● **WHAT THIS TASK INVOLVES**
Show all lines holding "dipendenza".
** START PROVIDED RECORDS **
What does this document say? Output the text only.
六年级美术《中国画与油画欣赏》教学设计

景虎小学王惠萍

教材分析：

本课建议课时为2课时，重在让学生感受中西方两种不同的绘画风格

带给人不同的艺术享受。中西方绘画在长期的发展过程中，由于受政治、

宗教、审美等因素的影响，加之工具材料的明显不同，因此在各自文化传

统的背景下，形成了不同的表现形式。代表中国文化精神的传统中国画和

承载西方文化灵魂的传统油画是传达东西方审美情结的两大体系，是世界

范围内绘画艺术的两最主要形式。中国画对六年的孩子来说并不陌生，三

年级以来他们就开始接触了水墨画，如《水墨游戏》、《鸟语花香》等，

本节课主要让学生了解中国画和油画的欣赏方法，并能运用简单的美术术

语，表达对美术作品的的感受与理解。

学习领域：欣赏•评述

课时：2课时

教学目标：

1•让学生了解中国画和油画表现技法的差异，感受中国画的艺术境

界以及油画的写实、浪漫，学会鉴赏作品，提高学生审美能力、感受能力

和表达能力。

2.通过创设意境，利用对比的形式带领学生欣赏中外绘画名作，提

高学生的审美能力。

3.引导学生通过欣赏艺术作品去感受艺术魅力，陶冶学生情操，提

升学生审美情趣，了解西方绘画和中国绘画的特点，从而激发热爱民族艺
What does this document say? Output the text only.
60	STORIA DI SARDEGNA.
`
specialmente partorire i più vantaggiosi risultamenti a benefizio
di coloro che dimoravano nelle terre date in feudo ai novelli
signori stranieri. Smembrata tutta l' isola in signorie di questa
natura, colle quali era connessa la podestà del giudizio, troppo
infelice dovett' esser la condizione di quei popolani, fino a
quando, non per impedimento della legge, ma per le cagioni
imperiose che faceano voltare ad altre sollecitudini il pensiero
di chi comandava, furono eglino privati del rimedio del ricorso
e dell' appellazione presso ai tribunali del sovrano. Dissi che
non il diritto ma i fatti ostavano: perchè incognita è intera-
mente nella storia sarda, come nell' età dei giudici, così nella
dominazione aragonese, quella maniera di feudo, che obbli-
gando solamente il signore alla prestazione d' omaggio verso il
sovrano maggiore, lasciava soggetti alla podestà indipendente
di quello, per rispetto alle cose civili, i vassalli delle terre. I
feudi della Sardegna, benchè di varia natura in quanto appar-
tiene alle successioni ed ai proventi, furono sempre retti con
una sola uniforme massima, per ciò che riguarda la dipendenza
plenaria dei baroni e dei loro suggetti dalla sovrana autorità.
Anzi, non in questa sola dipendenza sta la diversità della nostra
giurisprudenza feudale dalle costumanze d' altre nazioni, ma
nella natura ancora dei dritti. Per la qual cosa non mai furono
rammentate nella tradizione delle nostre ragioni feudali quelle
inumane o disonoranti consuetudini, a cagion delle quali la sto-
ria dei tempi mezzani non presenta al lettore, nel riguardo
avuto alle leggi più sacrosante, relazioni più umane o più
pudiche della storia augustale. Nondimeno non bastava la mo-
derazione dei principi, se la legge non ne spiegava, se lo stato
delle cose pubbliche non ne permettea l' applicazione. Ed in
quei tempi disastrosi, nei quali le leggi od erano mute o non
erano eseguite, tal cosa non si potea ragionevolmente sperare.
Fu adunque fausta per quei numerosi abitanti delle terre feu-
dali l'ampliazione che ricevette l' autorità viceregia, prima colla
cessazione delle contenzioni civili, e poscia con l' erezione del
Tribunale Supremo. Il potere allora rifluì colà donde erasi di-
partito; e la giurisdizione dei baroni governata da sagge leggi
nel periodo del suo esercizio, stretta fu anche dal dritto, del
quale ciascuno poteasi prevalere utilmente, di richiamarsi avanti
** END PROVIDED RECORDS **
● **PROBLEM SOLUTION**
una sola uniforme massima, per ciò che riguarda la dipendenza
Anzi, non in questa sola dipendenza sta la diversità della nostra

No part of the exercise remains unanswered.